▶ **What you will do**:
Leaving out every picture, quote the data below exactly as it appears.

Records:
········
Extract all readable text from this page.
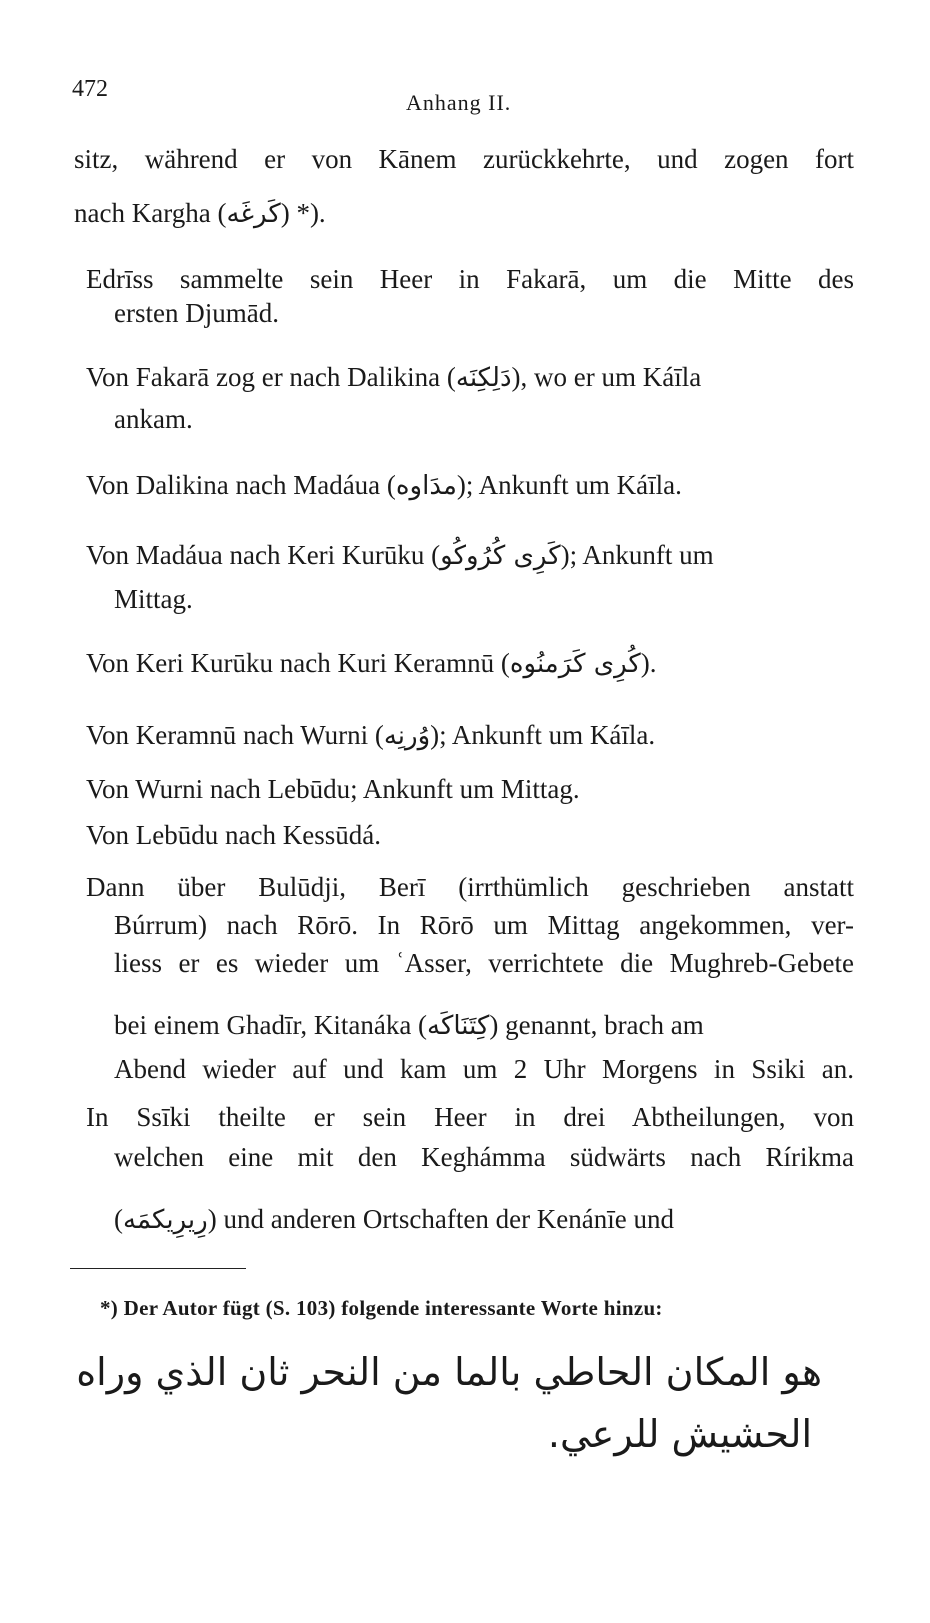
472
Anhang II.
sitz, während er von Kānem zurückkehrte, und zogen fort
nach Kargha (كَرغَه) *).
Edrīss sammelte sein Heer in Fakarā, um die Mitte des
ersten Djumād.
Von Fakarā zog er nach Dalikina (دَلِكِنَه), wo er um Káīla
ankam.
Von Dalikina nach Madáua (مدَاوه); Ankunft um Káīla.
Von Madáua nach Keri Kurūku (كَرِى كُرُوكُو); Ankunft um
Mittag.
Von Keri Kurūku nach Kuri Keramnū (كُرِى كَرَمنُوه).
Von Keramnū nach Wurni (وُرنِه); Ankunft um Káīla.
Von Wurni nach Lebūdu; Ankunft um Mittag.
Von Lebūdu nach Kessūdá.
Dann über Bulūdji, Berī (irrthümlich geschrieben anstatt
Búrrum) nach Rōrō. In Rōrō um Mittag angekommen, ver-
liess er es wieder um ʿAsser, verrichtete die Mughreb-Gebete
bei einem Ghadīr, Kitanáka (كِتَنَاكَه) genannt, brach am
Abend wieder auf und kam um 2 Uhr Morgens in Ssiki an.
In Ssīki theilte er sein Heer in drei Abtheilungen, von
welchen eine mit den Keghámma südwärts nach Rírikma
(رِيرِيكمَه) und anderen Ortschaften der Kenánīe und
*) Der Autor fügt (S. 103) folgende interessante Worte hinzu:
هو المكان الحاطي بالما من النحر ثان الذي وراه
الحشيش للرعي.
········
▶ **Output below**:
Extract all readable text from this page.
472
Anhang II.
sitz, während er von Kānem zurückkehrte, und zogen fort
nach Kargha (كَرغَه) *).
Edrīss sammelte sein Heer in Fakarā, um die Mitte des
ersten Djumād.
Von Fakarā zog er nach Dalikina (دَلِكِنَه), wo er um Káīla
ankam.
Von Dalikina nach Madáua (مدَاوه); Ankunft um Káīla.
Von Madáua nach Keri Kurūku (كَرِى كُرُوكُو); Ankunft um
Mittag.
Von Keri Kurūku nach Kuri Keramnū (كُرِى كَرَمنُوه).
Von Keramnū nach Wurni (وُرنِه); Ankunft um Káīla.
Von Wurni nach Lebūdu; Ankunft um Mittag.
Von Lebūdu nach Kessūdá.
Dann über Bulūdji, Berī (irrthümlich geschrieben anstatt
Búrrum) nach Rōrō. In Rōrō um Mittag angekommen, ver-
liess er es wieder um ʿAsser, verrichtete die Mughreb-Gebete
bei einem Ghadīr, Kitanáka (كِتَنَاكَه) genannt, brach am
Abend wieder auf und kam um 2 Uhr Morgens in Ssiki an.
In Ssīki theilte er sein Heer in drei Abtheilungen, von
welchen eine mit den Keghámma südwärts nach Rírikma
(رِيرِيكمَه) und anderen Ortschaften der Kenánīe und
*) Der Autor fügt (S. 103) folgende interessante Worte hinzu:
هو المكان الحاطي بالما من النحر ثان الذي وراه
الحشيش للرعي.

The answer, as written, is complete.